REQUIRED WORK —
Take each line containing "Systems" and report it exactly as written.

SUPPLIED MATERIAL —

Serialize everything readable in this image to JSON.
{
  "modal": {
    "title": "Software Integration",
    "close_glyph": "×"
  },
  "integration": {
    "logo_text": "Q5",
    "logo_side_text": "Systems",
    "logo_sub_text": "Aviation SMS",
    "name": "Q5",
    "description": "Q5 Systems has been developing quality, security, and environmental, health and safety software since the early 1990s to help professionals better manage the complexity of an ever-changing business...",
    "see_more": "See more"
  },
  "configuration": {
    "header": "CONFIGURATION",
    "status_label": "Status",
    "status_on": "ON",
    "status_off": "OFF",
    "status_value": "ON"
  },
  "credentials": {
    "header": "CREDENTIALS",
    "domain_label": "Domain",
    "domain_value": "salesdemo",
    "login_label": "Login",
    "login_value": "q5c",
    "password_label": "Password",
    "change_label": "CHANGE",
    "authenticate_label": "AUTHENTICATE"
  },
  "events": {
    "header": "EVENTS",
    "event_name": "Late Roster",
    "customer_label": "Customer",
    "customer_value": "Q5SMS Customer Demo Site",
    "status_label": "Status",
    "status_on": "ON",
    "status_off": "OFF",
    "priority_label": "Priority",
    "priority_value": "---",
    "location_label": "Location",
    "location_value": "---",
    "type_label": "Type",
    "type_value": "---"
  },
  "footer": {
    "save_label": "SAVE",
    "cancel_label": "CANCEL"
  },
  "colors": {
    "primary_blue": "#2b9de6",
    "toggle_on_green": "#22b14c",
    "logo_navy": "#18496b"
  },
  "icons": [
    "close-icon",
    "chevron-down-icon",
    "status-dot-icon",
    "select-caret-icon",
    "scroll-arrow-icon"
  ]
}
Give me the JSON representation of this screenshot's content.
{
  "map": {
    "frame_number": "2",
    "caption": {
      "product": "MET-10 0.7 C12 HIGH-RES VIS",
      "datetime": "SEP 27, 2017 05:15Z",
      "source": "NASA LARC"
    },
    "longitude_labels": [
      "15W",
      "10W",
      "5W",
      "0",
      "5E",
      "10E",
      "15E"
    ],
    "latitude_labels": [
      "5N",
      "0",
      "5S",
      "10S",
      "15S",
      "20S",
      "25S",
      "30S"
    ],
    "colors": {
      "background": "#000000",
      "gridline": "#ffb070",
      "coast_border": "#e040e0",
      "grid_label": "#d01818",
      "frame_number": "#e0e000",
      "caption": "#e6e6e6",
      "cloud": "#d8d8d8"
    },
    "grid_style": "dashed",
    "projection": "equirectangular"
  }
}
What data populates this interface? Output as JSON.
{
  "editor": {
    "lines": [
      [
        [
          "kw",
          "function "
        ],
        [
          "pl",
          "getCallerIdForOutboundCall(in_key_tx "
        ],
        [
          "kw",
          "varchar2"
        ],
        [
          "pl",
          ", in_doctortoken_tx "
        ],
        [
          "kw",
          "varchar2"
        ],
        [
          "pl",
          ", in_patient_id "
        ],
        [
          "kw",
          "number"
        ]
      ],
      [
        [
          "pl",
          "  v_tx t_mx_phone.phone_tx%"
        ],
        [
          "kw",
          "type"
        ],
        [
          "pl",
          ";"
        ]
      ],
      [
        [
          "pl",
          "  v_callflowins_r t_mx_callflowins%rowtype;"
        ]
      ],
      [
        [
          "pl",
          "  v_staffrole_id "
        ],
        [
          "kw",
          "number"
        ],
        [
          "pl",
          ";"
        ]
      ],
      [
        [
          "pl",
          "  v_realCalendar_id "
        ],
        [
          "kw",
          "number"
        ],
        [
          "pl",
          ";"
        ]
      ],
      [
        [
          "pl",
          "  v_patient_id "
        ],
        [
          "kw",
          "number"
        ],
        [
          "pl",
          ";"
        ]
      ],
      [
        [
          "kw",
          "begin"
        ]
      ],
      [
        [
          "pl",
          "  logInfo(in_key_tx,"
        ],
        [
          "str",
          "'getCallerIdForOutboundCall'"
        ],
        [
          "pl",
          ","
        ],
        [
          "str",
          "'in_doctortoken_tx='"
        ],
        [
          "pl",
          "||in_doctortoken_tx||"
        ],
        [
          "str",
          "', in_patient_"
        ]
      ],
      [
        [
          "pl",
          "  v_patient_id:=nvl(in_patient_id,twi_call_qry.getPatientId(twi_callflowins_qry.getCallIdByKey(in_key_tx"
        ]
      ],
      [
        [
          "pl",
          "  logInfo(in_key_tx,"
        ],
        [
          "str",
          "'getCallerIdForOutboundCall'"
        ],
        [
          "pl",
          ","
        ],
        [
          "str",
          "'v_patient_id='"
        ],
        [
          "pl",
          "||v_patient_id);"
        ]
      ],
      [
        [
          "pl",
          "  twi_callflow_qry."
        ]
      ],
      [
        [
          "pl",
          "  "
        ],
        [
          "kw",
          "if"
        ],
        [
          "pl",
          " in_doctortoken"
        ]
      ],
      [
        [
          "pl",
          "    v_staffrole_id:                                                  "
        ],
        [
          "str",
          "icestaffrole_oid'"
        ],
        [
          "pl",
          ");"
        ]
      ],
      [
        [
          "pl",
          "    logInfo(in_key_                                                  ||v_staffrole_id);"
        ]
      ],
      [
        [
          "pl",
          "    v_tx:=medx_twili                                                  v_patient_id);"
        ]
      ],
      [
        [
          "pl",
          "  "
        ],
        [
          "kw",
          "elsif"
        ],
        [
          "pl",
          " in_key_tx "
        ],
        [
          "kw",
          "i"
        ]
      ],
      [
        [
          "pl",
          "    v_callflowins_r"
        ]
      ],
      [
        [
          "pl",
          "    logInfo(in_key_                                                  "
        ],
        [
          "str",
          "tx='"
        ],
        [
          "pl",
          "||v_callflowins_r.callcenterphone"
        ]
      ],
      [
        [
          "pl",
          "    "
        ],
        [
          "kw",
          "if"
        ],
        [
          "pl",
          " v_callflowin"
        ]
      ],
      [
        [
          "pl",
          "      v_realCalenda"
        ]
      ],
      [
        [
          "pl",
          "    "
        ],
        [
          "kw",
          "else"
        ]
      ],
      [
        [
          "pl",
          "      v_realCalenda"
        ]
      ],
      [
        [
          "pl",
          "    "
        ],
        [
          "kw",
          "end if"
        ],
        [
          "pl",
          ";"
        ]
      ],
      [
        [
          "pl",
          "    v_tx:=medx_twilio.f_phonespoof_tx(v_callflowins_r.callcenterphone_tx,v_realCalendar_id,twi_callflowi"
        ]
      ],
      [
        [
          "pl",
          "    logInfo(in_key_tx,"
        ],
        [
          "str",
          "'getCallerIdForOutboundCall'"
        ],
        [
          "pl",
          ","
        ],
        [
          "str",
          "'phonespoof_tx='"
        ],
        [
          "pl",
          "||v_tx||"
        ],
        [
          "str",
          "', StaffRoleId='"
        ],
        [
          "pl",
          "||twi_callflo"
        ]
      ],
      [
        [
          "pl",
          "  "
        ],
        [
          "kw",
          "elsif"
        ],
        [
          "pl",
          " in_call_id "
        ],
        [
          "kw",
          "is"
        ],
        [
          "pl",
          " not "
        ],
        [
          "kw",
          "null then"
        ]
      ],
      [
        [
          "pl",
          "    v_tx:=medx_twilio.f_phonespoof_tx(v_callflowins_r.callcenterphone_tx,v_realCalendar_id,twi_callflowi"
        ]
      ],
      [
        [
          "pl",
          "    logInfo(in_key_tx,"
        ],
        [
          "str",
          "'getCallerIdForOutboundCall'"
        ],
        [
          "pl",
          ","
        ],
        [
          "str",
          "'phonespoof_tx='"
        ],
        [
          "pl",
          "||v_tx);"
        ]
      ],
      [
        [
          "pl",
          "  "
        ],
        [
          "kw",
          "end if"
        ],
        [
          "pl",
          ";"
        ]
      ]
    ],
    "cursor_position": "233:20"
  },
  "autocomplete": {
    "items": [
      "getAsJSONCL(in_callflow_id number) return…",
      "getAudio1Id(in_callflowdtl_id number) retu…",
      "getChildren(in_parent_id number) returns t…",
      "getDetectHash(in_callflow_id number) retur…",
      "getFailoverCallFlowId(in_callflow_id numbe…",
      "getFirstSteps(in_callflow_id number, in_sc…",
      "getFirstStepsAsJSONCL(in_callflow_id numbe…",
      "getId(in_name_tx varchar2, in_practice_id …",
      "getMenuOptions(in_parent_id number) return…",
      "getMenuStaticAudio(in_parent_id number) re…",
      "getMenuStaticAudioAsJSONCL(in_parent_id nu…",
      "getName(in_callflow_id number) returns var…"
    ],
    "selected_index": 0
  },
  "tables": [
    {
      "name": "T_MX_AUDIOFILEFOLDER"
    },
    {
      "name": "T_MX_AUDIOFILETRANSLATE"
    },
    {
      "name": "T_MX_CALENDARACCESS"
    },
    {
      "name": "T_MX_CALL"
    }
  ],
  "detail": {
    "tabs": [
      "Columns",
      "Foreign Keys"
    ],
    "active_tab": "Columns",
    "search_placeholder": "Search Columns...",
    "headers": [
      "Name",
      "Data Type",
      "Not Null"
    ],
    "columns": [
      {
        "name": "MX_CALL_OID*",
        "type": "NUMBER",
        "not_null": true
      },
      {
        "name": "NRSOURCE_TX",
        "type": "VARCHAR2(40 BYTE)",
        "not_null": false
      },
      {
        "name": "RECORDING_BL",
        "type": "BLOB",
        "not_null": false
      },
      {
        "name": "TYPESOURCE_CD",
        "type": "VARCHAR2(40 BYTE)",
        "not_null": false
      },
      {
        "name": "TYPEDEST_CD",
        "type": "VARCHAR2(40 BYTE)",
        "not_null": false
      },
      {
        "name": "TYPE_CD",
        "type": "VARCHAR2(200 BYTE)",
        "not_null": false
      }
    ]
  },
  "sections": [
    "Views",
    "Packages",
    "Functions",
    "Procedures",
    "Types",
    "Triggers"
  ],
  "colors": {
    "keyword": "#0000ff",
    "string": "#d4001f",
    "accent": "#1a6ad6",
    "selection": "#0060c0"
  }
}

RESPONSE FOR THIS EXERCISE —
    "logo_side_text": "Systems",
    "description": "Q5 Systems has been developing quality, security, and environmental, health and safety software since the early 1990s to help professionals better manage the complexity of an ever-changing business...",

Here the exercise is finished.